> **TASK INSTRUCTIONS**: Find the lines below that contain the string "localhost". Copy each one.

Stored items from a collection:
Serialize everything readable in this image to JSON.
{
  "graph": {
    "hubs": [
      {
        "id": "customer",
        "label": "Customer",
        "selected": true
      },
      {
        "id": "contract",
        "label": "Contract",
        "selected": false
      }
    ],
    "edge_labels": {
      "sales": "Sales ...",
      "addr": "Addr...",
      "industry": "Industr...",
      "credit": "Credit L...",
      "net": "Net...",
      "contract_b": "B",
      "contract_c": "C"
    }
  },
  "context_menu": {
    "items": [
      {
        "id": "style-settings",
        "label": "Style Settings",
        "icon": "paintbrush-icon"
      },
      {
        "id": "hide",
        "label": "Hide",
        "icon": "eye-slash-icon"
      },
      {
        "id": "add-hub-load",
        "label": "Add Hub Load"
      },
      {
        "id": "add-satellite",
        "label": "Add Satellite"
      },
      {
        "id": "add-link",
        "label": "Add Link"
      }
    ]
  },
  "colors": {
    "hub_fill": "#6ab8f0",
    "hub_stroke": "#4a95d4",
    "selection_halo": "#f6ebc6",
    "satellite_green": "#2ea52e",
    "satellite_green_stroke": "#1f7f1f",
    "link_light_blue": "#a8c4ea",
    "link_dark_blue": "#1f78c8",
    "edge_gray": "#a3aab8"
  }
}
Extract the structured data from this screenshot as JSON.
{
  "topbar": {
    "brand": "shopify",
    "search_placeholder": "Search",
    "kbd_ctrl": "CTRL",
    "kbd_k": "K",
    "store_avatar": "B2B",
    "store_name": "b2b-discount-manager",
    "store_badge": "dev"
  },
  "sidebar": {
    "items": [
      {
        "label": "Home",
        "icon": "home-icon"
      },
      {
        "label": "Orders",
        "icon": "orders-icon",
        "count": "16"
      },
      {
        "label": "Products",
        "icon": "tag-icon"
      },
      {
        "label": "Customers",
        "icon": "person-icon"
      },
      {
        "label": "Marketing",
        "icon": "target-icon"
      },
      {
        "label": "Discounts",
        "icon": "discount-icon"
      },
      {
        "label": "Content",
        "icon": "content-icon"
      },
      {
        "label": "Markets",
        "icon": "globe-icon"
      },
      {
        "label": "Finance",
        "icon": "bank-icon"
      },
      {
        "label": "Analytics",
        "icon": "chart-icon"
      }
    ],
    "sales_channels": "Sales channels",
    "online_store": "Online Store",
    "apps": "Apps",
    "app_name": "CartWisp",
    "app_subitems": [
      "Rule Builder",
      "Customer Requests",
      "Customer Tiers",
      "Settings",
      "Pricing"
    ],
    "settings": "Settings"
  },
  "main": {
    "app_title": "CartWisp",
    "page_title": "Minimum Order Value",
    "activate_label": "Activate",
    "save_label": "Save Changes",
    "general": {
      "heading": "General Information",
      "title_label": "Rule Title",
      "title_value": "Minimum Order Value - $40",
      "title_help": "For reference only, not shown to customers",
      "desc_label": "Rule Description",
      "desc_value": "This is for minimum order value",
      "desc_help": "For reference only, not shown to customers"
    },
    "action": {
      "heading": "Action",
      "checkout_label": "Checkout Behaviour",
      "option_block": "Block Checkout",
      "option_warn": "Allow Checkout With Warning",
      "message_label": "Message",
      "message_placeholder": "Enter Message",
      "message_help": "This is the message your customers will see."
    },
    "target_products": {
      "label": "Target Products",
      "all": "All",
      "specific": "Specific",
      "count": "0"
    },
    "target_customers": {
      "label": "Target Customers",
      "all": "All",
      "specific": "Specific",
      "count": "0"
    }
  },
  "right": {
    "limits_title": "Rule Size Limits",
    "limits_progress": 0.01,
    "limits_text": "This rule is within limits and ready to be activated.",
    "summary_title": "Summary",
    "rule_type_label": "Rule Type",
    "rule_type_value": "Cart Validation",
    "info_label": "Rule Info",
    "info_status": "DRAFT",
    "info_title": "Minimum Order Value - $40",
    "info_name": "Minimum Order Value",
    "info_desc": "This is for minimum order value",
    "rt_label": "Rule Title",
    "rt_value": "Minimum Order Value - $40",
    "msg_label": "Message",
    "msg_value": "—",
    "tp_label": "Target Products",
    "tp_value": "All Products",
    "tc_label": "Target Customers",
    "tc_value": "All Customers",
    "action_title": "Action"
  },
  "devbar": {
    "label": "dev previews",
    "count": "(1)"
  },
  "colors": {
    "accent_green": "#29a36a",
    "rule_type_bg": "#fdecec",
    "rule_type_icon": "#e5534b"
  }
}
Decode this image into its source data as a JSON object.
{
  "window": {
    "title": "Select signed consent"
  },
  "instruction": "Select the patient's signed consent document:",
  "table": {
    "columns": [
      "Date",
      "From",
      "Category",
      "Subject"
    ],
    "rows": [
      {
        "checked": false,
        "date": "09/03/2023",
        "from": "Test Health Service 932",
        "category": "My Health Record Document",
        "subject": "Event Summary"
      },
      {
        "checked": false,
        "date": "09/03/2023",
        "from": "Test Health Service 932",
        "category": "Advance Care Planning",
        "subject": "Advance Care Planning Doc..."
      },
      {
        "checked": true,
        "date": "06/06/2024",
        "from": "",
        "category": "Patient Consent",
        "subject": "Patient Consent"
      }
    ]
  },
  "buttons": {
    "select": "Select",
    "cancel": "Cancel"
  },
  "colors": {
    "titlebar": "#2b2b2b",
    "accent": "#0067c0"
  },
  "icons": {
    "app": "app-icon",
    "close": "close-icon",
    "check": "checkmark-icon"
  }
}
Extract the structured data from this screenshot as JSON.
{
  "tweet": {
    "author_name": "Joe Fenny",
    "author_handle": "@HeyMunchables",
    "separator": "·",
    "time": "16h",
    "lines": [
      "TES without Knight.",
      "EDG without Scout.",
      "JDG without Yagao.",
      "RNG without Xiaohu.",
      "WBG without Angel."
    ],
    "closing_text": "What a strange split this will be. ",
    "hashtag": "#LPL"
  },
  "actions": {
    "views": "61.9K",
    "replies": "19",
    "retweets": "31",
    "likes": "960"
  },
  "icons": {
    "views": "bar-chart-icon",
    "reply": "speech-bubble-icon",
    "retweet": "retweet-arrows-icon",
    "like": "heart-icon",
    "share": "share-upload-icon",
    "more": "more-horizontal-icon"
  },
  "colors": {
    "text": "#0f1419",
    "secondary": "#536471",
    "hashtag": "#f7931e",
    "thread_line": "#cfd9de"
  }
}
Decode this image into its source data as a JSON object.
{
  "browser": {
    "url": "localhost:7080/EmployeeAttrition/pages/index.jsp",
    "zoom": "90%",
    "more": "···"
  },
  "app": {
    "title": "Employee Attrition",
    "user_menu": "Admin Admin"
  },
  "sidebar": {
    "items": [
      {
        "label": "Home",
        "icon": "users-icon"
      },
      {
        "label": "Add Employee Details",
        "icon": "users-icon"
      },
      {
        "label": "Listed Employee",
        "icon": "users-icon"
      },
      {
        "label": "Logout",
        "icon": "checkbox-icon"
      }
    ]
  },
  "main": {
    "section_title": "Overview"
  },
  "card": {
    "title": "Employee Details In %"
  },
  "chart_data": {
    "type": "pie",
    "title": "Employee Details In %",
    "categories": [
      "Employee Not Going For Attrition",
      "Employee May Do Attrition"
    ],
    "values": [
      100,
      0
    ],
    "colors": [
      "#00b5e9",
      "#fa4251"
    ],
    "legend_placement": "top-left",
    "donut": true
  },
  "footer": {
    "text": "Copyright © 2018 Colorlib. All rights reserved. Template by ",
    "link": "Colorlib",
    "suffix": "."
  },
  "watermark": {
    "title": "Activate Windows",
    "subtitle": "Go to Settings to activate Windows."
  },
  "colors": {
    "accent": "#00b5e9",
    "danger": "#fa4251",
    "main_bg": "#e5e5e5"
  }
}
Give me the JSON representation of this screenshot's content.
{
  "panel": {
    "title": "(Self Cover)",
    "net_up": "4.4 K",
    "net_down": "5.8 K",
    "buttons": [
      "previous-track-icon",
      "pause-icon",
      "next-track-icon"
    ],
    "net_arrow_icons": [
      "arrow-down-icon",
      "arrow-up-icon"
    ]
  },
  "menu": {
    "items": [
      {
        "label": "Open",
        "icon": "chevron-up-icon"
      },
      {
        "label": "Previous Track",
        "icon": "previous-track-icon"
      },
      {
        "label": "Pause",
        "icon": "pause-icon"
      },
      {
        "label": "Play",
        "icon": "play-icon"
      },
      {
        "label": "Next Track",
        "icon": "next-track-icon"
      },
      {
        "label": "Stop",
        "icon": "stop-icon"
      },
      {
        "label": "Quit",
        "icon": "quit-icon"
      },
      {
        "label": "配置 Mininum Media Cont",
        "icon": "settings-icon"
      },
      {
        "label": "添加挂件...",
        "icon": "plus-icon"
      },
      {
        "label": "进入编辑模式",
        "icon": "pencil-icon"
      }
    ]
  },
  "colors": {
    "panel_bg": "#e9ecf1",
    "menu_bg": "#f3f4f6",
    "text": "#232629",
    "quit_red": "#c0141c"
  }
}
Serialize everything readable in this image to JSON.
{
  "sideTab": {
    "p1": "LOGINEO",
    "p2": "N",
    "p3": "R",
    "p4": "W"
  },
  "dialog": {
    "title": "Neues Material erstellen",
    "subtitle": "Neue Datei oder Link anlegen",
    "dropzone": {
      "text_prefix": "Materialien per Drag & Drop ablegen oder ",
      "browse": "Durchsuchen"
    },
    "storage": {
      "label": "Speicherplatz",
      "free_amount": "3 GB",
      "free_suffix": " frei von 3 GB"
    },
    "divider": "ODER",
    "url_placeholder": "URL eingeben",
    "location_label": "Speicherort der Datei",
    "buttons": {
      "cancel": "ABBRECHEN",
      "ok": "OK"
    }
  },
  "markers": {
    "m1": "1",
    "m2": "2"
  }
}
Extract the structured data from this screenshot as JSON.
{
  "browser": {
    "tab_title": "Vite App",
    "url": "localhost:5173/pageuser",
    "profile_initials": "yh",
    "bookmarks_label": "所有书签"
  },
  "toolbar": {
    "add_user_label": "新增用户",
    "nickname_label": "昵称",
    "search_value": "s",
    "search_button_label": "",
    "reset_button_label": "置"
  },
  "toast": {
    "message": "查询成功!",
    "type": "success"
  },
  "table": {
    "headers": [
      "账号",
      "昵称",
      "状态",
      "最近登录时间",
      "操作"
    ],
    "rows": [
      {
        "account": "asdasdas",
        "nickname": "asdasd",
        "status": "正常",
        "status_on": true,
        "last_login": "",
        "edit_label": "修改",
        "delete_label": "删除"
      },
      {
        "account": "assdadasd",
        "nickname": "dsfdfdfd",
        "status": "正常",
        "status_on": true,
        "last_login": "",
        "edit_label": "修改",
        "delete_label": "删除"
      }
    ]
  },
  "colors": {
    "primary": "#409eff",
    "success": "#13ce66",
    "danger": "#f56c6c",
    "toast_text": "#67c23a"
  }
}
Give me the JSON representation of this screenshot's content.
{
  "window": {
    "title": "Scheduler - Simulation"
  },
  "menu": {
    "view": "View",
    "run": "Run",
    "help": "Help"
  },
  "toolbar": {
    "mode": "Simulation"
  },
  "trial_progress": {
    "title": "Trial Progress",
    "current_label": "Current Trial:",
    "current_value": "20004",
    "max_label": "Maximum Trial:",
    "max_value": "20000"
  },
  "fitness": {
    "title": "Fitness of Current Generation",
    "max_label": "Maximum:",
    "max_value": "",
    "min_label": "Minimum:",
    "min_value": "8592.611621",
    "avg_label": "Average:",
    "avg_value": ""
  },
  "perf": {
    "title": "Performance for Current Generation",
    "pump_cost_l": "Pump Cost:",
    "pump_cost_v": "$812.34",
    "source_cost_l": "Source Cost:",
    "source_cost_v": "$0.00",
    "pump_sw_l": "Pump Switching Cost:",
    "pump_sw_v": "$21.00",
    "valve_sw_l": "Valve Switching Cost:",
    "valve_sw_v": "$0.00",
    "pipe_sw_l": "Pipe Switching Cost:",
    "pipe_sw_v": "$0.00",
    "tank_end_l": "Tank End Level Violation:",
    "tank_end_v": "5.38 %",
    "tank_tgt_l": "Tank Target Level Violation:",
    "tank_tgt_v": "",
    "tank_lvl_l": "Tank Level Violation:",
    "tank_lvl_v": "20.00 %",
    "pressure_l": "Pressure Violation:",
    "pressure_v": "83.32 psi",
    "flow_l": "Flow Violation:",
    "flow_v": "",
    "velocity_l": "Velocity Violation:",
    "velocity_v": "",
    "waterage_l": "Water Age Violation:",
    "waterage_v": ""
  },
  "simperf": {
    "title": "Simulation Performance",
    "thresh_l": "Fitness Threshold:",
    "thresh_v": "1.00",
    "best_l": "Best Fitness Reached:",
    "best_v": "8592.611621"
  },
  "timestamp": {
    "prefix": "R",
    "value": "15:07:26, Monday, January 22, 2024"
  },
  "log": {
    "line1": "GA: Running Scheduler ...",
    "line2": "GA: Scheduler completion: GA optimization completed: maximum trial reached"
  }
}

> **EXERCISE RESPONSE**:
    "url": "localhost:7080/EmployeeAttrition/pages/index.jsp",
    "url": "localhost:5173/pageuser",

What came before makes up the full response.